__Exercise prompt__. Copy every line of the listing that holds the string "frac".
-------
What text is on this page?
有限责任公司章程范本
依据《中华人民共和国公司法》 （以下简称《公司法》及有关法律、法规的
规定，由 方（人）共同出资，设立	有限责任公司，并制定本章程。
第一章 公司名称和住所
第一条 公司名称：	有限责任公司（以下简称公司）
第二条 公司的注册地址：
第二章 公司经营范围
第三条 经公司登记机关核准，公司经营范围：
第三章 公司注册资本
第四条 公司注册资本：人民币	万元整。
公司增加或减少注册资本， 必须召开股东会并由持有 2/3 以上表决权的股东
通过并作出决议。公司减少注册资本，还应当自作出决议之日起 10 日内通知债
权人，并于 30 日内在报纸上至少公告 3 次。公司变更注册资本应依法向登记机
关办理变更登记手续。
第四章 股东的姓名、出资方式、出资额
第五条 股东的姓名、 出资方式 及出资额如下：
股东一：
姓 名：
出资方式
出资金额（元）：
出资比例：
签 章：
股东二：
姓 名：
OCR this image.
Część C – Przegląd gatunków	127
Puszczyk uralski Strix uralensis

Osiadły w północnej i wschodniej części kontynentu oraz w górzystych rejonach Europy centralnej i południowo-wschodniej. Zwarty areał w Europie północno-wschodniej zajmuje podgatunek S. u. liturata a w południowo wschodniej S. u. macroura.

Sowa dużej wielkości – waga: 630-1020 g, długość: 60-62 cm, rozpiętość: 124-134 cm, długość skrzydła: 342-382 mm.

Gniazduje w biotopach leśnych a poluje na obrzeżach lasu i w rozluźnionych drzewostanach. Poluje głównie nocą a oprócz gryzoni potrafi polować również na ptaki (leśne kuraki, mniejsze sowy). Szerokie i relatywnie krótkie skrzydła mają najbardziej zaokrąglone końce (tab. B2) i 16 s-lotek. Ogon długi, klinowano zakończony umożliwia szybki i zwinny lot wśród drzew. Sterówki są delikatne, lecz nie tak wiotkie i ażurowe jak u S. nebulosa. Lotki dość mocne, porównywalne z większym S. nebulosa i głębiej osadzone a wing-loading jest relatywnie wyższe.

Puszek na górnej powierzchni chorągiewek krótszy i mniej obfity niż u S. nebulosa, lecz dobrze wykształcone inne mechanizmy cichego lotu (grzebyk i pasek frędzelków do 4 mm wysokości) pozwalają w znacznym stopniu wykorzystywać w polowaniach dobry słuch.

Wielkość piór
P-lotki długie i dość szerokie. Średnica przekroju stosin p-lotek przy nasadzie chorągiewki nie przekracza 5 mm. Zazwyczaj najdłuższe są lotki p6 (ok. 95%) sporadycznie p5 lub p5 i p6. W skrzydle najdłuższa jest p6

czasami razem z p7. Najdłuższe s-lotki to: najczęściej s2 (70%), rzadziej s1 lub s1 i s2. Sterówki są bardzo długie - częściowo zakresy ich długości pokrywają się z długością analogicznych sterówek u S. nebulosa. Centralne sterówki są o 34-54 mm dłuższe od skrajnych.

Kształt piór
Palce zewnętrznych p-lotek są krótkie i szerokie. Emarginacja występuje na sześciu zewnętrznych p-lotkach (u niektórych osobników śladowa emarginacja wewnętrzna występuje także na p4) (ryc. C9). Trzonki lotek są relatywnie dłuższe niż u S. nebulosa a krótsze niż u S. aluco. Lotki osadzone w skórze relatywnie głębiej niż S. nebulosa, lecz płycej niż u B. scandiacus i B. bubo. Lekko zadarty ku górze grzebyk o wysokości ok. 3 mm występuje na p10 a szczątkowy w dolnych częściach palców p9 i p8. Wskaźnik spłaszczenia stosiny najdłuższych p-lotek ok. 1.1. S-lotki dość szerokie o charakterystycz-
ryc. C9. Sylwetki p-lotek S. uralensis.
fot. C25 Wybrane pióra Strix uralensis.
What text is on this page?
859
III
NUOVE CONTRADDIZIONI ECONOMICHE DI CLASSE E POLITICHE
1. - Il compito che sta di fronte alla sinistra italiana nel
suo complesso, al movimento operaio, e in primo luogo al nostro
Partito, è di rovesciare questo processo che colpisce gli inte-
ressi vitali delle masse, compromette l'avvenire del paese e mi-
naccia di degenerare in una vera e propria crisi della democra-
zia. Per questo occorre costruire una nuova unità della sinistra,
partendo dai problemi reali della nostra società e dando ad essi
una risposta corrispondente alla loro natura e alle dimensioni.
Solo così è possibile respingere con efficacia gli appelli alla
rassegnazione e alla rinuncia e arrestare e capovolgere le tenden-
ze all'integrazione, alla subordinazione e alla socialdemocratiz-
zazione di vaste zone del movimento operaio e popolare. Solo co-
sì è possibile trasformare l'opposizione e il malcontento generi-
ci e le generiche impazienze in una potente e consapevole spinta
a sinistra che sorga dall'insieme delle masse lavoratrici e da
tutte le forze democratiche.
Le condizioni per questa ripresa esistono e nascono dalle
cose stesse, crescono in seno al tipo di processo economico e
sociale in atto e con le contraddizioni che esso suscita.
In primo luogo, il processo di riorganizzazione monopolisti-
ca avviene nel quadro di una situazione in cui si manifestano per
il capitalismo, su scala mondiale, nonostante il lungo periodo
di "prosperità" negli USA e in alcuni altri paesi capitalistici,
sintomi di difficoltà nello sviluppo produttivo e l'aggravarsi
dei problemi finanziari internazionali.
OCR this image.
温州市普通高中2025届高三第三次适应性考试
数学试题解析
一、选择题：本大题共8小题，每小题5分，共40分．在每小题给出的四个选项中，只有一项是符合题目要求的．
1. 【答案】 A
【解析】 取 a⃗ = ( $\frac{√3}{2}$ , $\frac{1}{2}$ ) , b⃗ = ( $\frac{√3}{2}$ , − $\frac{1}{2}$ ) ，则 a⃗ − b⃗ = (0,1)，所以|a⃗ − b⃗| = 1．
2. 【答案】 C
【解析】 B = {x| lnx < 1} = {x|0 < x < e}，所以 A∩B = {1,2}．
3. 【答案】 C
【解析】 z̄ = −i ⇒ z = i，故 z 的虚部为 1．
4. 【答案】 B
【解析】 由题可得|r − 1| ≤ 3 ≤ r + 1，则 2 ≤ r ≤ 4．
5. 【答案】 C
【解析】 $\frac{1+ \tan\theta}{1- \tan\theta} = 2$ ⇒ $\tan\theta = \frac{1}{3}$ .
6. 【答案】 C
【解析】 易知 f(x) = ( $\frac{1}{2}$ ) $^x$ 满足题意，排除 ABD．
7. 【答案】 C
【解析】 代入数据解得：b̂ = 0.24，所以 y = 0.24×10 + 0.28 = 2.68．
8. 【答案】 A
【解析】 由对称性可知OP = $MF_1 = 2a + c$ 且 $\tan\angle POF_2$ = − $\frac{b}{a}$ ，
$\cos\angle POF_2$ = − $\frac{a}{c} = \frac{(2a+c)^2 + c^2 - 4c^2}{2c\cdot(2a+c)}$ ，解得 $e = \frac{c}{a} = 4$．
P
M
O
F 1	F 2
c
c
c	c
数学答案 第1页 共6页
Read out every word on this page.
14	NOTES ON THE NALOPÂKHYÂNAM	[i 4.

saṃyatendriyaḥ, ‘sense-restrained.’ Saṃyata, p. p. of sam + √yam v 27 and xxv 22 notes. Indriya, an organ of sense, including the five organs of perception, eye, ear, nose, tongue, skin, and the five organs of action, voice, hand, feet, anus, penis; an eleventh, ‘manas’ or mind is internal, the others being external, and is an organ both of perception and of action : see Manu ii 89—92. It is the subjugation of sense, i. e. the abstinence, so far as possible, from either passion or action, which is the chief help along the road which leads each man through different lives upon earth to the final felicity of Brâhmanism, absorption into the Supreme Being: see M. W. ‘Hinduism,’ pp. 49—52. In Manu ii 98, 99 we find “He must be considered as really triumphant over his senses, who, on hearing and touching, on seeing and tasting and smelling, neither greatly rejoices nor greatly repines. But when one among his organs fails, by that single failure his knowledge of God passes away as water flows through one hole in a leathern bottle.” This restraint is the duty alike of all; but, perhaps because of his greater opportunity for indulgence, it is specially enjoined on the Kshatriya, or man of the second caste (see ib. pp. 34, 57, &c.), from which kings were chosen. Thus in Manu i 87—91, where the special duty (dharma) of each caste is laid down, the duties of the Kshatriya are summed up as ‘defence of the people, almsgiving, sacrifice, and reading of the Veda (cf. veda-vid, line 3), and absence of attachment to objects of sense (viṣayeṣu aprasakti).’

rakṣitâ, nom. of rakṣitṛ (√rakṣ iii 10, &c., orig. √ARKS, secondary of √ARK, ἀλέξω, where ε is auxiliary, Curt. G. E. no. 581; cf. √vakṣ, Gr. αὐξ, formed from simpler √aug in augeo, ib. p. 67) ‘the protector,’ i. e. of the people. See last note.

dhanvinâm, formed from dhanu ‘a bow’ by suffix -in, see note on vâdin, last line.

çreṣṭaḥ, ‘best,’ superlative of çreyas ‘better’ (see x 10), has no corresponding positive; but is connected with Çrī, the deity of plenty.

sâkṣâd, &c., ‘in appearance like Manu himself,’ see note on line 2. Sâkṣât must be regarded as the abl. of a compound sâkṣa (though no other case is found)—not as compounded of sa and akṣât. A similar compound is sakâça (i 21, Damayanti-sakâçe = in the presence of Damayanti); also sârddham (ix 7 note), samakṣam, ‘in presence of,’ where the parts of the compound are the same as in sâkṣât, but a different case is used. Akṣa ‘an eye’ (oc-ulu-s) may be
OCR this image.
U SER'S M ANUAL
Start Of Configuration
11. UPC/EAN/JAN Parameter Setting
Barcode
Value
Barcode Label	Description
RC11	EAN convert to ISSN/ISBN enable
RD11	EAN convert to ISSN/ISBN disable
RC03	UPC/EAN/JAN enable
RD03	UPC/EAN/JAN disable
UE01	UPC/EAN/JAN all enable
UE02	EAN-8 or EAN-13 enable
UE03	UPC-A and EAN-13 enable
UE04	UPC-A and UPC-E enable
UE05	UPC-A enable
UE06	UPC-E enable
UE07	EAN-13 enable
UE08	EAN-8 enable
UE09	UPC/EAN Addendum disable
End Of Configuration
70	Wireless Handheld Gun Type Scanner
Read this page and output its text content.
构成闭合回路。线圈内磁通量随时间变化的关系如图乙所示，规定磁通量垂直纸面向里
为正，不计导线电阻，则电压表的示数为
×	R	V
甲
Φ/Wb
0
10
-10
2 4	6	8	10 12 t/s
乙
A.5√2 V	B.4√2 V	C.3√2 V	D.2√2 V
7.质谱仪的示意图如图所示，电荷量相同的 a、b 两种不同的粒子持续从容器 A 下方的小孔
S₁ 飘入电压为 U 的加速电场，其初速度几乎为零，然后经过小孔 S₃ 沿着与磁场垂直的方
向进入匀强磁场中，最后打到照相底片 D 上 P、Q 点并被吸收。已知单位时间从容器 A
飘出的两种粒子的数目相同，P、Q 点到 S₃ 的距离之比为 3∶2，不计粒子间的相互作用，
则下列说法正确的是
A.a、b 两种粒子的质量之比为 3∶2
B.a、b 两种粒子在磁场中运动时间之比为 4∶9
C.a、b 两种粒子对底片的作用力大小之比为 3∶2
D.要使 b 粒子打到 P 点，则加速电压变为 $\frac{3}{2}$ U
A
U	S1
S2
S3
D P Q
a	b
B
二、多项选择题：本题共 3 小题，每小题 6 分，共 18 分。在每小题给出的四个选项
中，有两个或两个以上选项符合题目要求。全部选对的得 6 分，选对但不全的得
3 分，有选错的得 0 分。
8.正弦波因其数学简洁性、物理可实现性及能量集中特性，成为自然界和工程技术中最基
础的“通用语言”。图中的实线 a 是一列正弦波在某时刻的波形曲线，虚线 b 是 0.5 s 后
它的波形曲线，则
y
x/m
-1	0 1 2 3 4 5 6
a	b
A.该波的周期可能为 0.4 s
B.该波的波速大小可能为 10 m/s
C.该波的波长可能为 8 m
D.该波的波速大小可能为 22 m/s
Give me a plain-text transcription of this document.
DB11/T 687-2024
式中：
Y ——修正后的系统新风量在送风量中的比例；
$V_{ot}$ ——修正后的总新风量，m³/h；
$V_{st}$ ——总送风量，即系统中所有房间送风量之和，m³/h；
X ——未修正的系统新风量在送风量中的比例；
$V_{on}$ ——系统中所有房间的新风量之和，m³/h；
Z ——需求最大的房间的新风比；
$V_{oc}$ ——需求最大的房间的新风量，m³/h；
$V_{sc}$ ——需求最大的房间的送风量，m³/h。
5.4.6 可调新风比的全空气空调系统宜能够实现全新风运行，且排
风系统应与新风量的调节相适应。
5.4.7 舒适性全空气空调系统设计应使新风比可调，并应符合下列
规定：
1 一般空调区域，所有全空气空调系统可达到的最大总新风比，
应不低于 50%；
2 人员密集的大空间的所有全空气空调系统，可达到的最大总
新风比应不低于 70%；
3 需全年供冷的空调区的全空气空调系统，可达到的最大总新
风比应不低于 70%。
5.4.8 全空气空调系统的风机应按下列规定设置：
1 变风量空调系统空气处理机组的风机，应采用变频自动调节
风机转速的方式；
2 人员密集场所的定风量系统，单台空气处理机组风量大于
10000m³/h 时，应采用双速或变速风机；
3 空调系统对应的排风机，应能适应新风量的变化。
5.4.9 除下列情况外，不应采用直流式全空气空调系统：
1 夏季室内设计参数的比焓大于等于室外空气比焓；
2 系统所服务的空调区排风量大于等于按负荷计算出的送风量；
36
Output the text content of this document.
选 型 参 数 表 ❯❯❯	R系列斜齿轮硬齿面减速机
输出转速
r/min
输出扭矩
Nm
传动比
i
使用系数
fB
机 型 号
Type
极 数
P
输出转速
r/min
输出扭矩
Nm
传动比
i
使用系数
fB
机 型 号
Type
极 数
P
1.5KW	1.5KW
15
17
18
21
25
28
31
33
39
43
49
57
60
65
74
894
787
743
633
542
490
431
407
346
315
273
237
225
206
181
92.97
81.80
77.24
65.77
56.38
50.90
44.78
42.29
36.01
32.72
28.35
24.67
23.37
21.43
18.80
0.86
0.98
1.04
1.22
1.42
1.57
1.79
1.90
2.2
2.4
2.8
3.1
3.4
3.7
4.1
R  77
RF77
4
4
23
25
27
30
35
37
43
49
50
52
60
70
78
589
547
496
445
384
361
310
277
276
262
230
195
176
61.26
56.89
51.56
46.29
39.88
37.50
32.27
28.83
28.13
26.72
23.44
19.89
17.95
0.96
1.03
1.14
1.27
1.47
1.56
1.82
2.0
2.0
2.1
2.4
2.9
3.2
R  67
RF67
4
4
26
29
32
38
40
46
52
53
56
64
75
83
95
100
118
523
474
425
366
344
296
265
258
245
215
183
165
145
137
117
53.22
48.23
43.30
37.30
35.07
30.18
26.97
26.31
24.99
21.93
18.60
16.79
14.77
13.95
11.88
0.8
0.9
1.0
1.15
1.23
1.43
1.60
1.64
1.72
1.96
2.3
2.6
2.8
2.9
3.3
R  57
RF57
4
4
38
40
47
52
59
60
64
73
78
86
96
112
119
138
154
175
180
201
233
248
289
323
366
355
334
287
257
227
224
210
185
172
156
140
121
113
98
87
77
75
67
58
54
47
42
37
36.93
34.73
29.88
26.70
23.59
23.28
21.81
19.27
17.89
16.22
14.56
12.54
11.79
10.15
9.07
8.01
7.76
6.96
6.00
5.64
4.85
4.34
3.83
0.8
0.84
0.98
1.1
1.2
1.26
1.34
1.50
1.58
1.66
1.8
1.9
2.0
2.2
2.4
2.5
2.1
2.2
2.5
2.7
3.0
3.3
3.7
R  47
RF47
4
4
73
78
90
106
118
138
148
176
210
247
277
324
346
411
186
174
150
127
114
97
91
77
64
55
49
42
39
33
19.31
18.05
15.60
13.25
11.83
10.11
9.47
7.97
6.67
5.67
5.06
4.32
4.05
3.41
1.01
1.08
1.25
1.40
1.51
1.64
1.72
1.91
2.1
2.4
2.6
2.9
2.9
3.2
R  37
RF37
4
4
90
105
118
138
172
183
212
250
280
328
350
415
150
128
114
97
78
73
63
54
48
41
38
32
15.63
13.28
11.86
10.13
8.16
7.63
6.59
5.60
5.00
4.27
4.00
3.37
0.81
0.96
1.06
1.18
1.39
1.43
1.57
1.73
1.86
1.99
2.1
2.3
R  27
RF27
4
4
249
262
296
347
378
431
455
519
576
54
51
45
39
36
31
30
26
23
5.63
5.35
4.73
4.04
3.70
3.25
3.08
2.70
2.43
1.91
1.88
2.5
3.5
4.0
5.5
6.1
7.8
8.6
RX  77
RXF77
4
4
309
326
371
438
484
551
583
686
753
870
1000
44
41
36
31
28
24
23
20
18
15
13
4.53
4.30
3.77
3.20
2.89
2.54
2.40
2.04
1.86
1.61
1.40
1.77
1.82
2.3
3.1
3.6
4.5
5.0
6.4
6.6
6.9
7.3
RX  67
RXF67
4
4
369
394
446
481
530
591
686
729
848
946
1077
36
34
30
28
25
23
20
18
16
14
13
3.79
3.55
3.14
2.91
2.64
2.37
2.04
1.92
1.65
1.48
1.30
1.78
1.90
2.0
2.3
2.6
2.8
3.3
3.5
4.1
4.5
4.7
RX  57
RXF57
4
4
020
-------
__The reply__.
【解析】 取 a⃗ = ( $\frac{√3}{2}$ , $\frac{1}{2}$ ) , b⃗ = ( $\frac{√3}{2}$ , − $\frac{1}{2}$ ) ，则 a⃗ − b⃗ = (0,1)，所以|a⃗ − b⃗| = 1．
【解析】 $\frac{1+ \tan\theta}{1- \tan\theta} = 2$ ⇒ $\tan\theta = \frac{1}{3}$ .
【解析】 易知 f(x) = ( $\frac{1}{2}$ ) $^x$ 满足题意，排除 ABD．
【解析】 由对称性可知OP = $MF_1 = 2a + c$ 且 $\tan\angle POF_2$ = − $\frac{b}{a}$ ，
$\cos\angle POF_2$ = − $\frac{a}{c} = \frac{(2a+c)^2 + c^2 - 4c^2}{2c\cdot(2a+c)}$ ，解得 $e = \frac{c}{a} = 4$．
D.要使 b 粒子打到 P 点，则加速电压变为 $\frac{3}{2}$ U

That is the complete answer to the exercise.